[Recorded data]
+++
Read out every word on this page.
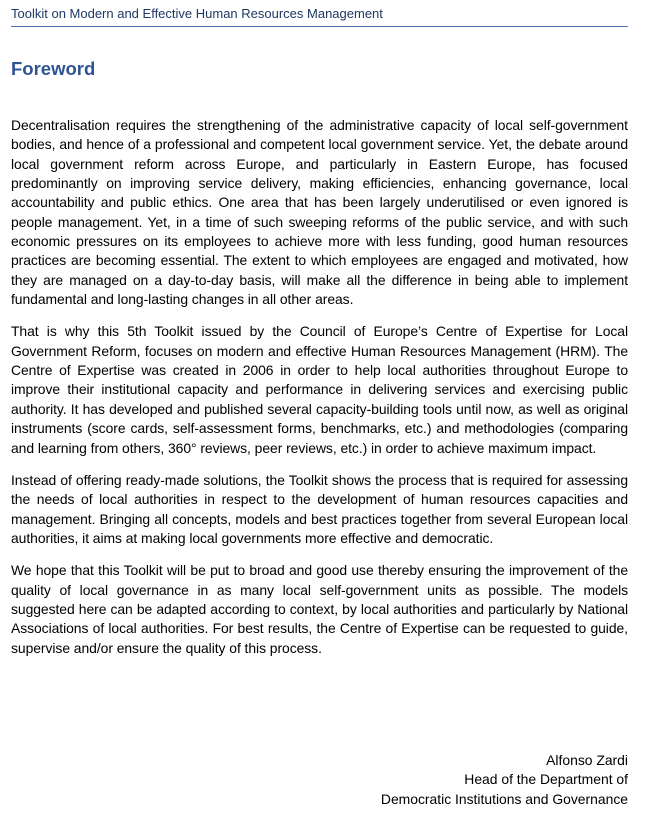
Toolkit on Modern and Effective Human Resources Management
Foreword

Decentralisation requires the strengthening of the administrative capacity of local self-government bodies, and hence of a professional and competent local government service. Yet, the debate around local government reform across Europe, and particularly in Eastern Europe, has focused predominantly on improving service delivery, making efficiencies, enhancing governance, local accountability and public ethics. One area that has been largely underutilised or even ignored is people management. Yet, in a time of such sweeping reforms of the public service, and with such economic pressures on its employees to achieve more with less funding, good human resources practices are becoming essential. The extent to which employees are engaged and motivated, how they are managed on a day-to-day basis, will make all the difference in being able to implement fundamental and long-lasting changes in all other areas.

That is why this 5th Toolkit issued by the Council of Europe’s Centre of Expertise for Local Government Reform, focuses on modern and effective Human Resources Management (HRM). The Centre of Expertise was created in 2006 in order to help local authorities throughout Europe to improve their institutional capacity and performance in delivering services and exercising public authority. It has developed and published several capacity-building tools until now, as well as original instruments (score cards, self-assessment forms, benchmarks, etc.) and methodologies (comparing and learning from others, 360° reviews, peer reviews, etc.) in order to achieve maximum impact.

Instead of offering ready-made solutions, the Toolkit shows the process that is required for assessing the needs of local authorities in respect to the development of human resources capacities and management. Bringing all concepts, models and best practices together from several European local authorities, it aims at making local governments more effective and democratic.

We hope that this Toolkit will be put to broad and good use thereby ensuring the improvement of the quality of local governance in as many local self-government units as possible. The models suggested here can be adapted according to context, by local authorities and particularly by National Associations of local authorities. For best results, the Centre of Expertise can be requested to guide, supervise and/or ensure the quality of this process.

Alfonso Zardi
Head of the Department of
Democratic Institutions and Governance
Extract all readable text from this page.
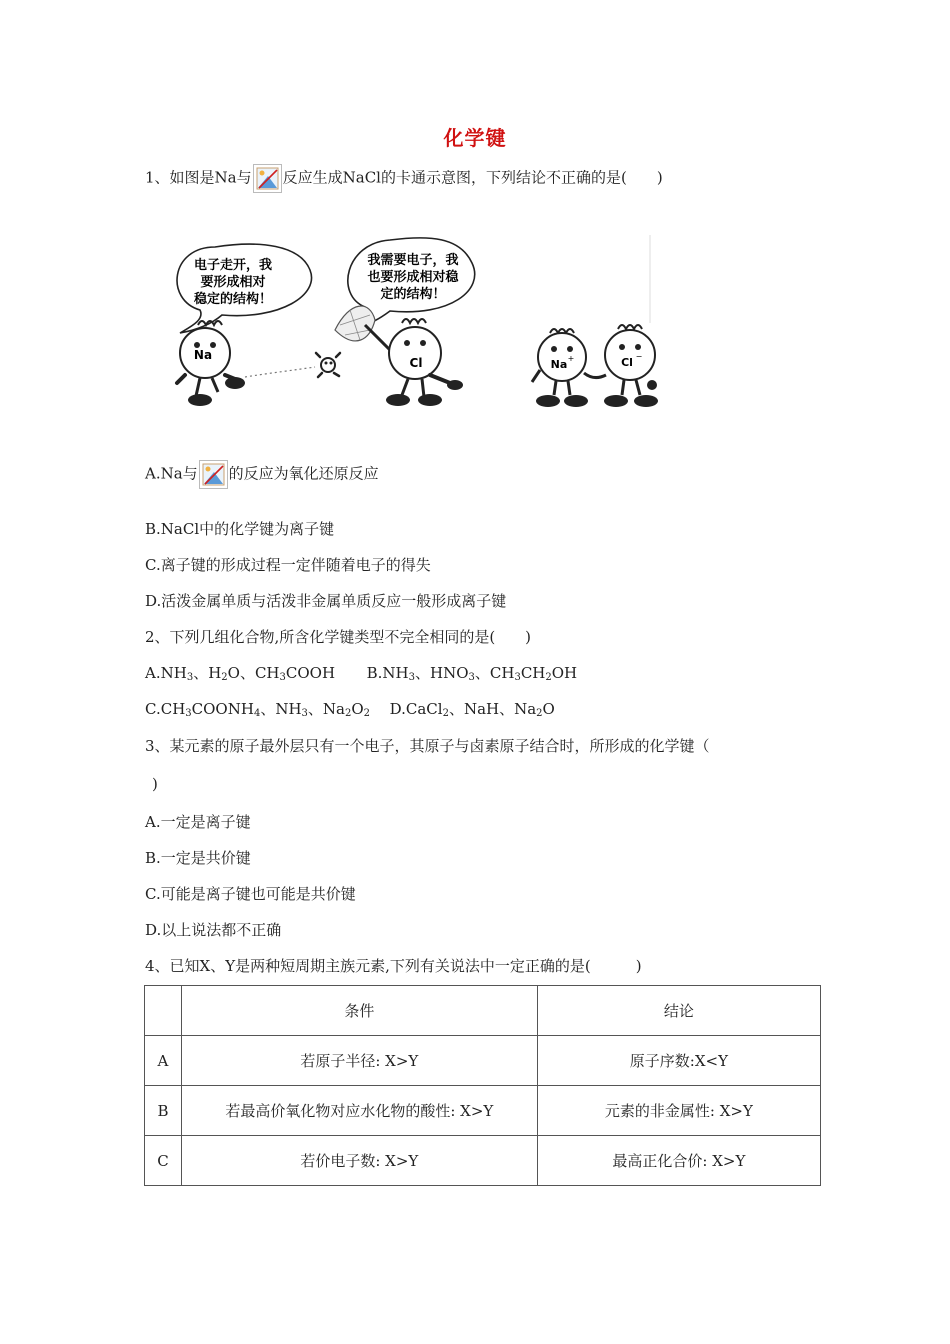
化学键
1、如图是Na与 反应生成NaCl的卡通示意图，下列结论不正确的是(　　)
电子走开，我
要形成相对
稳定的结构！
我需要电子，我
也要形成相对稳
定的结构！
Na
Cl	Na +	Cl −
A.Na与 的反应为氧化还原反应
B.NaCl中的化学键为离子键
C.离子键的形成过程一定伴随着电子的得失
D.活泼金属单质与活泼非金属单质反应一般形成离子键
2、下列几组化合物,所含化学键类型不完全相同的是(　　)
$A.NH_3$、$H_2O$、$CH_3COOH$ $B.NH_3$、$HNO_3$、$CH_3CH_2OH$
$C.CH_3COONH_4$、$NH_3$、$Na_2O_2$ D.CaCl$_2$、NaH、$Na_2O$
3、某元素的原子最外层只有一个电子，其原子与卤素原子结合时，所形成的化学键（
)
A.一定是离子键
B.一定是共价键
C.可能是离子键也可能是共价键
D.以上说法都不正确
4、已知X、Y是两种短周期主族元素,下列有关说法中一定正确的是(　　　)
	条件	结论
A	若原子半径: X>Y	原子序数:X<Y
B	若最高价氧化物对应水化物的酸性: X>Y	元素的非金属性: X>Y
C	若价电子数: X>Y	最高正化合价: X>Y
+++
#### Work required
Scan the records above and report how many lines include the word "Expertise", without any other text.

#### Exercise result
2